##### Текст страницы

К Левину в деревню приезжает его брат Николай. Чтобы не молчать (молчать страшно), чтобы не говорить о том, о чем они оба думают (о смертельной болезни Николая), братья рассуждают на отвлеченные темы. Ссорой и отъездом Николая кончается спор об экономических идеях Константина Левина. Николай упрекает его в том, что он взял мысль у коммунистов, но изуродовал ее, лишив последовательности и смысла.
«– Я ищу средства работать производительно и для себя, и для рабочего. Я хочу устроить…
– Ничего ты не хочешь устроить… тебе хочется… показать, что ты не просто эксплуатируешь мужиков, а с идеею».
Братья спорят об объективно интересном и важном, но сейчас их диалог – это борьба двух скрытых и очень личных тем. Константин горячится, потому что в «глубине души» он боится, что брат прав в своей критике его экономических проектов, а эти проекты в сублимированном виде отражают его хозяйственную практику. Он защищает свои жизненные позиции от того, что грозит их разрушить. Николай Левин озлоблен, потому что в процессе медленного умирания ему «невыносима стала жизнь»; его раздражают планы на будущее, всякая деятельность, для него уже невозможная. Осуждая чужие дела и мысли, он защищается от жизни, уже причиняющей только боль. Человеческая драма разыгрывается за словами о наилучшем применении рабочей силы.
Толстой сочетал предельную обусловленность разговора, то есть его эмпирическую зависимость от данной ситуации и несовпадение интенции высказывания с его выражением, внешней словесной оболочкой. У Толстого двойная мотивировка – внешняя и внутренняя, породившая всю поэтику подводных течений диалога от Чехова до наших дней.
Николай Ростов должен сообщить отцу об огромном своем проигрыше Долохову.
«– Что же делать! С кем это не случалось! – сказал сын развязным, смелым тоном, тогда как в душе своей он считал себя негодяем, подлецом.
Граф Илья Андреич опустил глаза, услыхав эти слова сына, и заторопился, отыскивая что-то.
– Да, да, – проговорил он, – трудно, я боюсь, трудно достать… с кем не бывало! да, с кем не бывало…»
Илье Андреевичу стыдно за сына. С другой интонацией он повторяет его слова, первые попавшиеся слова, чтобы не сказать того, что он говорить не хочет. И это бессмысленное повторение, маскирующее внутреннюю направленность разговора, заставляет Николая рыдать и просить прощения.

##########

Пожалуйста, переведите на английский это предложение из текста страницы: «Николай Ростов должен сообщить отцу об огромном своем проигрыше Долохову». Опирайтесь только на текст страницы.

##### Список записей

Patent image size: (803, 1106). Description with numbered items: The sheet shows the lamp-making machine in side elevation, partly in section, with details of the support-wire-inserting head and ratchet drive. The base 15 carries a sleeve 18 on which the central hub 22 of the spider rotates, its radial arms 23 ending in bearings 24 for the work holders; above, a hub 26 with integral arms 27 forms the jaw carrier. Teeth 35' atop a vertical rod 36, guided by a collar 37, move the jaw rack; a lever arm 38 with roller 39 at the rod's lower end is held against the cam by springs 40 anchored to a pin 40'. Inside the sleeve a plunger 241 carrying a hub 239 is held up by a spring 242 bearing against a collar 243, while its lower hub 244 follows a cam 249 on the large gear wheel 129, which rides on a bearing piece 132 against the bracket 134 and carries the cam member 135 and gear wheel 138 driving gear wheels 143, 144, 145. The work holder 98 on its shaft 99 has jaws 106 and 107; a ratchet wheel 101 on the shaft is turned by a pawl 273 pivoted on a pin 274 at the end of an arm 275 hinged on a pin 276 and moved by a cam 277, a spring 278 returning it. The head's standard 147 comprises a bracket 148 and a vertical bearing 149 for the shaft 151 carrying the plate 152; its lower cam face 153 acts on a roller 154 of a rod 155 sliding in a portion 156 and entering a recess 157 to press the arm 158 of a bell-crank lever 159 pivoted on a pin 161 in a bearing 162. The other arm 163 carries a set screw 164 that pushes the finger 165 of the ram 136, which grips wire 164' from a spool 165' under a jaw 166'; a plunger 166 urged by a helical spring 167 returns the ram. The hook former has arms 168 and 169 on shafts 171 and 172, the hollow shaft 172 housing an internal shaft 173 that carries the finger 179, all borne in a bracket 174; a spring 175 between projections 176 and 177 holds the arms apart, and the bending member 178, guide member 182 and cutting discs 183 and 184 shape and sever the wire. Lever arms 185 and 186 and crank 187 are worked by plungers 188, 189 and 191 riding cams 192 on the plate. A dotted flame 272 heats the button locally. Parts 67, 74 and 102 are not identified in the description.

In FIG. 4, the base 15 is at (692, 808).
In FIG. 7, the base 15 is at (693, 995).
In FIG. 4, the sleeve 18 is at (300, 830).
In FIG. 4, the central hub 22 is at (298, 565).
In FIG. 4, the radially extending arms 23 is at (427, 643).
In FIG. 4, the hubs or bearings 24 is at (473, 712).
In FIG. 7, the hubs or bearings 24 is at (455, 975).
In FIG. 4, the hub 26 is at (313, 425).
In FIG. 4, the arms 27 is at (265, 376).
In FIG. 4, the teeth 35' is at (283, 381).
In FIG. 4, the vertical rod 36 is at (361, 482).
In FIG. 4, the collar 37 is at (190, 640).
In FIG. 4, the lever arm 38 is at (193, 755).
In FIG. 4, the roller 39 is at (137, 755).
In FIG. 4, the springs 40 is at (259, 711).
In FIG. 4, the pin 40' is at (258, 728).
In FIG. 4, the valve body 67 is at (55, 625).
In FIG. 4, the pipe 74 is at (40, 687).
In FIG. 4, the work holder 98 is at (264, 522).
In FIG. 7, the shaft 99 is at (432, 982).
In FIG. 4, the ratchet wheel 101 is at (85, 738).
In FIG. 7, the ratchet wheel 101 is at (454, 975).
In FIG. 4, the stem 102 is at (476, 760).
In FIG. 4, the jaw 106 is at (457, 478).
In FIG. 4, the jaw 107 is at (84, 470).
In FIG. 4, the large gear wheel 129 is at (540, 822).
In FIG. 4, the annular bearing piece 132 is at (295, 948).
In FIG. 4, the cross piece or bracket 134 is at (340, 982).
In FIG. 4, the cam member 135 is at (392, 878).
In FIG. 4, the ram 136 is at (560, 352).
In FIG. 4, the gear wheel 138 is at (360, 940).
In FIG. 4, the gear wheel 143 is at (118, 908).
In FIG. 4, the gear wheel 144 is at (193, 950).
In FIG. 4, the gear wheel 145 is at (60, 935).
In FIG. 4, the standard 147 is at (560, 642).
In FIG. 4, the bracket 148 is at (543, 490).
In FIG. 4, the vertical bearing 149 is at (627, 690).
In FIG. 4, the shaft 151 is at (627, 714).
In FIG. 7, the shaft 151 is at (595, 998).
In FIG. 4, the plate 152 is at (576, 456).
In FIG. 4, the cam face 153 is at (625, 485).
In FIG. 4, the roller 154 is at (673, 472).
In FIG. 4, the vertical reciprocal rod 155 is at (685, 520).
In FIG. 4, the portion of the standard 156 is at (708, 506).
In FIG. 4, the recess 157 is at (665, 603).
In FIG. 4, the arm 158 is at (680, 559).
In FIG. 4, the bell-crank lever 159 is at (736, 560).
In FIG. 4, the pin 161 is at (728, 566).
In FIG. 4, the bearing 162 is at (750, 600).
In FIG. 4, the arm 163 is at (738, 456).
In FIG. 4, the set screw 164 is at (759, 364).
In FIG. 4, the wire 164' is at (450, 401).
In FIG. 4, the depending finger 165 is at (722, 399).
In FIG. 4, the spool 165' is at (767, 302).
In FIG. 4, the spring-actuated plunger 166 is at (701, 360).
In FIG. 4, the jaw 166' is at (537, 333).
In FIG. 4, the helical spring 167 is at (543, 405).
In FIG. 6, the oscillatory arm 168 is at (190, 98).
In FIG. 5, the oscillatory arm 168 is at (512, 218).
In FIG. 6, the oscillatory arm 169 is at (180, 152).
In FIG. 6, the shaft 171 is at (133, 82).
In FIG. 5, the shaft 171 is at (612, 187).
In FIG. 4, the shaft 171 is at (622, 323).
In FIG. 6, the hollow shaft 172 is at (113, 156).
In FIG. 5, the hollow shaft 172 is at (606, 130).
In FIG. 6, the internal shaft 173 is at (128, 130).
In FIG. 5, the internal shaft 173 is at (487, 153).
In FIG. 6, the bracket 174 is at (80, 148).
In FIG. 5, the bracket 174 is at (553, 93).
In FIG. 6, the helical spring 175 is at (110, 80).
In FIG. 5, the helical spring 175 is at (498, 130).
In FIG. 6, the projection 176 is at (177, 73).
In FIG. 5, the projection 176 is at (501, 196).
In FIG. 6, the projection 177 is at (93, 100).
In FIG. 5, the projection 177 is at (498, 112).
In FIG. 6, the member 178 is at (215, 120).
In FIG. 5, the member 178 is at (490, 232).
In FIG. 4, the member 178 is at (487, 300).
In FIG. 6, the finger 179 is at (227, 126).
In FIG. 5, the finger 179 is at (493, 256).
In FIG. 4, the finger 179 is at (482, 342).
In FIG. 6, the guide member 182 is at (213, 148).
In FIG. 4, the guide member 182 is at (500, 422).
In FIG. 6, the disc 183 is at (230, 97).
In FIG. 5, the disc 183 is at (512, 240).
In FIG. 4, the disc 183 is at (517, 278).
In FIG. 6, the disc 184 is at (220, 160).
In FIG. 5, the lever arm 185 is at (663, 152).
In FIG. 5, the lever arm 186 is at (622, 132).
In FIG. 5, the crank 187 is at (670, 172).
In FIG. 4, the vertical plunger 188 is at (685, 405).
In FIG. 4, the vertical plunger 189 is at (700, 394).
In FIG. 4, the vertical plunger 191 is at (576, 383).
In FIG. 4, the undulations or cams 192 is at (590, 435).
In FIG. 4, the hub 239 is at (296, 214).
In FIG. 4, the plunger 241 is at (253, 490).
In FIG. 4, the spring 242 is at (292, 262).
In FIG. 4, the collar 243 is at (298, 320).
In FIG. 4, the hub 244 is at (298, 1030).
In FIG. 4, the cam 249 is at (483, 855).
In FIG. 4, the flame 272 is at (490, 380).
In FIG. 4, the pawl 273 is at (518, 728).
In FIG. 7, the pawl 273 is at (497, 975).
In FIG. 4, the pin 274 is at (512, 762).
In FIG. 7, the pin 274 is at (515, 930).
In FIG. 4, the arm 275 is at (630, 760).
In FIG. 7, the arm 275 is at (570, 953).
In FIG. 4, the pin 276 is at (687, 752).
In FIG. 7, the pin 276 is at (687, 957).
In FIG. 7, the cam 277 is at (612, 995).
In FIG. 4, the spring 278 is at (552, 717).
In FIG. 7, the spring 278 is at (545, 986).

##########

### Результат:
Nikolai Rostov has to tell his father about his huge loss to Dolokhov.